**** Alıntı

Vergi Güvenlik Yöntemleri (1)

Özellikle son yıllarda ülkemizin en büyük sorunlarından bir tanesi adaletli vergi toplayamaması olmuştur. Bunun başlıca nedeni çeşitli ekonomik olumsuzluklarla, hükümete duyulan güvesizlik, ağır vergiler, sınırlamalar ve güncelliğini çoktan kaybetmiş, düzenlemeler dolayısıyla kayıt dışılığın yüksek oranlarda çıkması ve Vergi dairesi uygulayıcıların büyük bir kısmının mesleki bilgi ve vergilendirme tekniklerinden yoksun olması veya yoksun bırakılmasıdır.

      Her zaman belirttiğim gibi başarının sırrı eğitimdir. Eğitimin ise gelişen çağdaş uygulamalar paralelinde verilmesi ile mümkündür. Halbuki, özellikle son 10 yılda bu konuda hiçbir mesleki eğitim faaliyeti yapılmadığı, yeni göreve alınanlar bile hiçbir mesleki temel veya ihtisas eğitimine tabi tutulmadıkları ancak kendilerine vergi, tarh, tahakkuk ve tahsil etmek veya hesap incelemek amacıyla yetkiler verildiğine şekil aldık. Durum bu olunca da bu kişiler bilinçsizliklerini kamufle etmek veya Vergi hukukunu çok bildiklerini kanıtlamak için bir çok defa yükümlülere karşı agresif tavırlar içine girmektedirler.

********

→ Gereksinim A
Vergi güvenliği yöntemlerine ilişkin alıntıyı iki cümleyle özetleyiniz.
→ Gereksinim B
Kayıtlarda "- x-tick-label: 09:30: [380, 433, 415, 447]" ifadesini içeren satırdan "- legend-header-line2: FDecim" ifadesini içeren satıra kadar olan satırları, "legend-entry-label" ifadesini "legend-item-label" ile değiştirerek düzenleyiniz; diğer her şey aynen kalmalıdır.

**** Kayıtlar

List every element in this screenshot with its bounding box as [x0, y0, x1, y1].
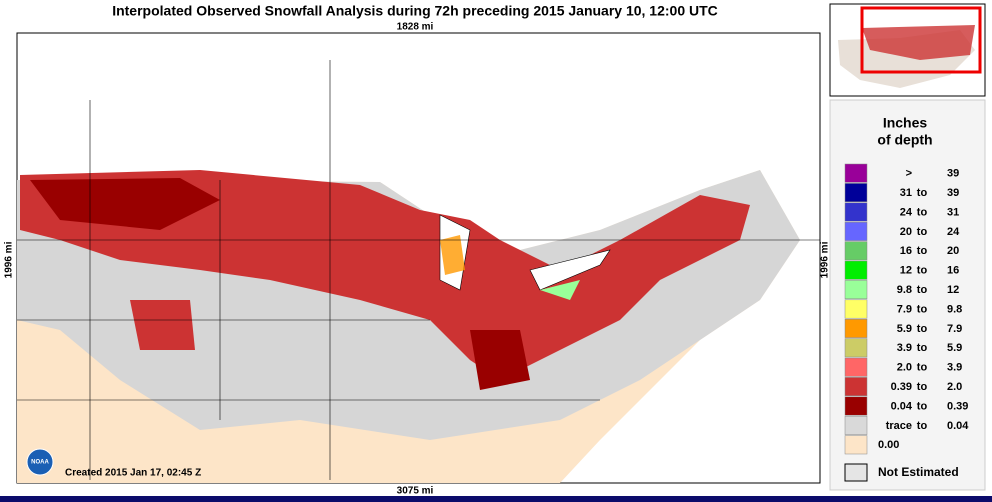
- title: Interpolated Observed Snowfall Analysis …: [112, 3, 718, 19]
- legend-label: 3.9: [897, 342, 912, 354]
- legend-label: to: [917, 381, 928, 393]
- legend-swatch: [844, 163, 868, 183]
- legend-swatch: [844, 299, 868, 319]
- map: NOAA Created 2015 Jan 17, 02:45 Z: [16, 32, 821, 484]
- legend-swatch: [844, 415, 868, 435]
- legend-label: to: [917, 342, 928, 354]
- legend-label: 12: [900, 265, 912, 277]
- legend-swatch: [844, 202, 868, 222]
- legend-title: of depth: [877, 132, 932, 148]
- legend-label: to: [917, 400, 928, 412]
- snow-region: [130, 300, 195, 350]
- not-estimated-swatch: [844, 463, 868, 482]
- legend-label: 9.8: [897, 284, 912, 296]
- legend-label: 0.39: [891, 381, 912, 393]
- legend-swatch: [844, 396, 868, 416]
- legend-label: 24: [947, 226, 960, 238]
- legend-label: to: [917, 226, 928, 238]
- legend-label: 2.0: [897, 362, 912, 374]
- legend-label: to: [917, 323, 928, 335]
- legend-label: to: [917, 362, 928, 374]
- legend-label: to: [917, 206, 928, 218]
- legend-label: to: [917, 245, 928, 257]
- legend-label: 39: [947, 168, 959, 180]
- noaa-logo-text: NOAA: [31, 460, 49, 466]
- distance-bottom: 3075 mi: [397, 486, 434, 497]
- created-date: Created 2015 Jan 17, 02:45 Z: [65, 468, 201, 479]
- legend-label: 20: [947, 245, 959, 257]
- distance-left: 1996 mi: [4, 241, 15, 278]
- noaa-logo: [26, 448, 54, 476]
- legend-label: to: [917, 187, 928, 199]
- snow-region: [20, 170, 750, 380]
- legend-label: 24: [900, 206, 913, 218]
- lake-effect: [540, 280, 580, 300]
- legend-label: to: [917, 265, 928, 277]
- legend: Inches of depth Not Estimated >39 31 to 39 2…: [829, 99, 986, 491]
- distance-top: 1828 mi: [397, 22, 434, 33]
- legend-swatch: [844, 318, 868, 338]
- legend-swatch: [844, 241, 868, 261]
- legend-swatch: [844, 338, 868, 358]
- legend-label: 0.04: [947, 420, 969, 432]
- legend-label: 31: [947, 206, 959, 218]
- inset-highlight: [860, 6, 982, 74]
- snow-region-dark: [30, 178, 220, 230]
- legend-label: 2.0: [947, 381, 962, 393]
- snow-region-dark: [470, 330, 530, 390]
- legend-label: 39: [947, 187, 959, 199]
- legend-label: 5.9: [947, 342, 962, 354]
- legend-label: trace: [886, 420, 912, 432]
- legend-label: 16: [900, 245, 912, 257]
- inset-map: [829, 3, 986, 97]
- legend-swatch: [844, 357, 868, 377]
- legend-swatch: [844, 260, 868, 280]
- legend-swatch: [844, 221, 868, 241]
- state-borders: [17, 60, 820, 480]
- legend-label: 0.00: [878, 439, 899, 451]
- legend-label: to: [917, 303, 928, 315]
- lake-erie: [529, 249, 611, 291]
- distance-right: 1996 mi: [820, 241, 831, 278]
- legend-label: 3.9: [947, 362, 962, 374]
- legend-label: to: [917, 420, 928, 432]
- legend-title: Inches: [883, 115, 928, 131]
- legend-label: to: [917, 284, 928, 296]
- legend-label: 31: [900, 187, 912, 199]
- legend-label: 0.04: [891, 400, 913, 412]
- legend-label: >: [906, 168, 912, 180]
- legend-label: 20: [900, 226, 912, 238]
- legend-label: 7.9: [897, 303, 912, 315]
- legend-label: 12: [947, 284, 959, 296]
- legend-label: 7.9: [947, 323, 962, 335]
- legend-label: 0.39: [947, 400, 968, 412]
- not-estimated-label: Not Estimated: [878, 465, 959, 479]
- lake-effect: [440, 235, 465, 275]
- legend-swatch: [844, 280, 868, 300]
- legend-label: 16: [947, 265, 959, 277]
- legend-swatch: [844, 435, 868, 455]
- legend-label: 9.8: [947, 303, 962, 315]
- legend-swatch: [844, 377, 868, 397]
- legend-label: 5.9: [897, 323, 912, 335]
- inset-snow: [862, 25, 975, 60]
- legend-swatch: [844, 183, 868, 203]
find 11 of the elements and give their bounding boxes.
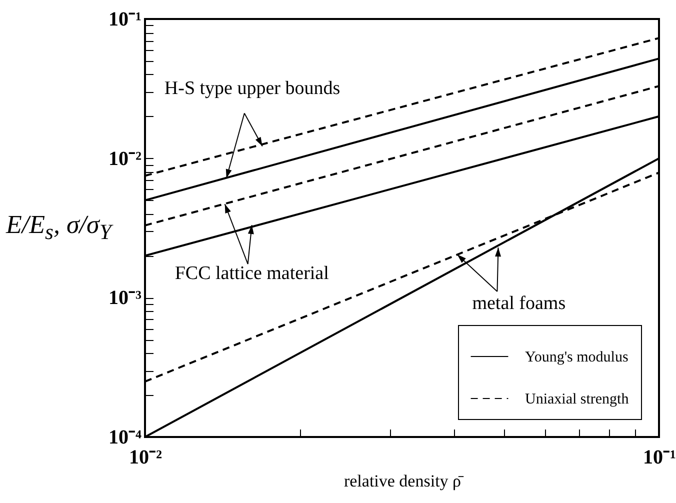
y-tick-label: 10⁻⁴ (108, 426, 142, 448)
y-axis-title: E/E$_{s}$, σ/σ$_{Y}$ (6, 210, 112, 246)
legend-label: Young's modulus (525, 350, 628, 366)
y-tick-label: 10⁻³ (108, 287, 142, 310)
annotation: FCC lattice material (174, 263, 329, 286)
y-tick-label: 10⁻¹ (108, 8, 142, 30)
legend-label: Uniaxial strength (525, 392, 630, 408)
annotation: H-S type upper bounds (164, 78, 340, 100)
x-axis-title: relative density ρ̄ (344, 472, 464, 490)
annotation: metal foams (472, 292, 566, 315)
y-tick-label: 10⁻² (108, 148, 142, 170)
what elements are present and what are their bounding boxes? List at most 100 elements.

********
**** Kayıtlar

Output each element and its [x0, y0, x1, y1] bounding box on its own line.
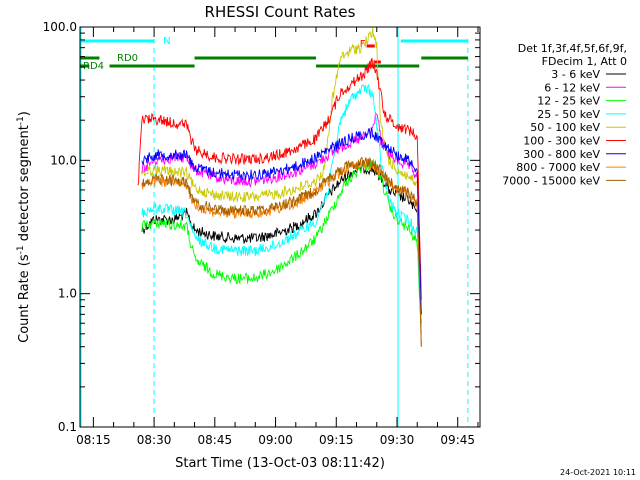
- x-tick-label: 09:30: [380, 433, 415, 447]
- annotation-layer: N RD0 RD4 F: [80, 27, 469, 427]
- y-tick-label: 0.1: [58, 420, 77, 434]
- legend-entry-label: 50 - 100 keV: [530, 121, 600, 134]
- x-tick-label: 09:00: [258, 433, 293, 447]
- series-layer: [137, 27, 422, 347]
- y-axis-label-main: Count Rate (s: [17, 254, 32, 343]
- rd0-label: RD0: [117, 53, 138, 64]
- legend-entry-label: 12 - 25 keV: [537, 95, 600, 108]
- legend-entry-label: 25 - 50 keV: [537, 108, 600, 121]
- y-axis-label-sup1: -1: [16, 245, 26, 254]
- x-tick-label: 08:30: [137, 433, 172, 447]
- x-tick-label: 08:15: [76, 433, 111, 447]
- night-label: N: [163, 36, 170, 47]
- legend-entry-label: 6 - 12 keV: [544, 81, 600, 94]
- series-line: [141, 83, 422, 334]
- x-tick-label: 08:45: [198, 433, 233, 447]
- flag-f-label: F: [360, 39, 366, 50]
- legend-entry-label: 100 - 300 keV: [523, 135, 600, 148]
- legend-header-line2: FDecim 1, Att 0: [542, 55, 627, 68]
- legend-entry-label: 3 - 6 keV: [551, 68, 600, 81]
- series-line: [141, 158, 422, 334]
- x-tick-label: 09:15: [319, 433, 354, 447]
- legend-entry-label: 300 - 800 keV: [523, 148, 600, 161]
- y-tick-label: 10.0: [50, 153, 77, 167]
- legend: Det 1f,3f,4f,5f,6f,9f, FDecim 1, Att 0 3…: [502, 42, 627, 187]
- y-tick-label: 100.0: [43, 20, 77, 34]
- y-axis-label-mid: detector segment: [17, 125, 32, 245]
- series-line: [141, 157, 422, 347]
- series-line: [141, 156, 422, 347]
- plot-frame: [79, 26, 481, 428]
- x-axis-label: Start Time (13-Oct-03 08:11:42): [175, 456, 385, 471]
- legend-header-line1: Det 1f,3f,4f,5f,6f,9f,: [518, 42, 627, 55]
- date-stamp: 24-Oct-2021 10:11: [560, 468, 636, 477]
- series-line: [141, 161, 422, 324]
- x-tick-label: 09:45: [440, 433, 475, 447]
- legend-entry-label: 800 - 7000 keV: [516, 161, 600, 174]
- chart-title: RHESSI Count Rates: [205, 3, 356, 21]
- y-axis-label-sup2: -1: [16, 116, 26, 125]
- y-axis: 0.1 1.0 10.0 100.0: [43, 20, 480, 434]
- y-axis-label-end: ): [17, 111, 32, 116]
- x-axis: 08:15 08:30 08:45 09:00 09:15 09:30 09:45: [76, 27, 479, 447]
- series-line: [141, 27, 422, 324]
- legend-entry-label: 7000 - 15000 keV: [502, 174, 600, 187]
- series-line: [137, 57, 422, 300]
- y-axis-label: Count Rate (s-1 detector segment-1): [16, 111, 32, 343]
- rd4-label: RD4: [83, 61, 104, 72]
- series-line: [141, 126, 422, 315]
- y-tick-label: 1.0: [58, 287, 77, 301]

********

→ Tam Yanıt A
Son yıllarda ülkemizin en büyük sorunlarından biri, adaletli vergi toplanamamasıdır. Bunun başlıca nedenleri, ekonomik olumsuzluklar, hükümete duyulan güvensizlik, ağır vergiler, sınırlamalar ve güncelliğini yitirmiş düzenlemelerin yol açtığı yüksek kayıt dışılık ile vergi dairesi uygulayıcılarının büyük kısmının mesleki bilgi ve vergilendirme tekniklerinden yoksun olmasıdır; son 10 yılda hiçbir mesleki eğitim verilmeden yetki tanınan bu kişiler, bilinçsizliklerini kamufle etmek ya da vergi hukukunu çok bildiklerini kanıtlamak için yükümlülere karşı sıklıkla agresif tavırlar takınmaktadır.

→ Tam Yanıt B
- x-tick-label: 09:30: [380, 433, 415, 447]
- annotation-layer: N RD0 RD4 F: [80, 27, 469, 427]
- y-tick-label: 0.1: [58, 420, 77, 434]
- legend-item-label: 50 - 100 keV: [530, 121, 600, 134]
- x-tick-label: 09:00: [258, 433, 293, 447]
- series-layer: [137, 27, 422, 347]
- y-axis-label-main: Count Rate (s: [17, 254, 32, 343]
- rd0-label: RD0: [117, 53, 138, 64]
- legend-item-label: 12 - 25 keV: [537, 95, 600, 108]
- legend-item-label: 25 - 50 keV: [537, 108, 600, 121]
- y-axis-label-sup1: -1: [16, 245, 26, 254]
- x-tick-label: 08:30: [137, 433, 172, 447]
- x-tick-label: 08:15: [76, 433, 111, 447]
- night-label: N: [163, 36, 170, 47]
- legend-item-label: 6 - 12 keV: [544, 81, 600, 94]
- series-line: [141, 83, 422, 334]
- x-tick-label: 08:45: [198, 433, 233, 447]
- flag-f-label: F: [360, 39, 366, 50]
- legend-item-label: 100 - 300 keV: [523, 135, 600, 148]
- legend-header-line2: FDecim 1, Att 0: [542, 55, 627, 68]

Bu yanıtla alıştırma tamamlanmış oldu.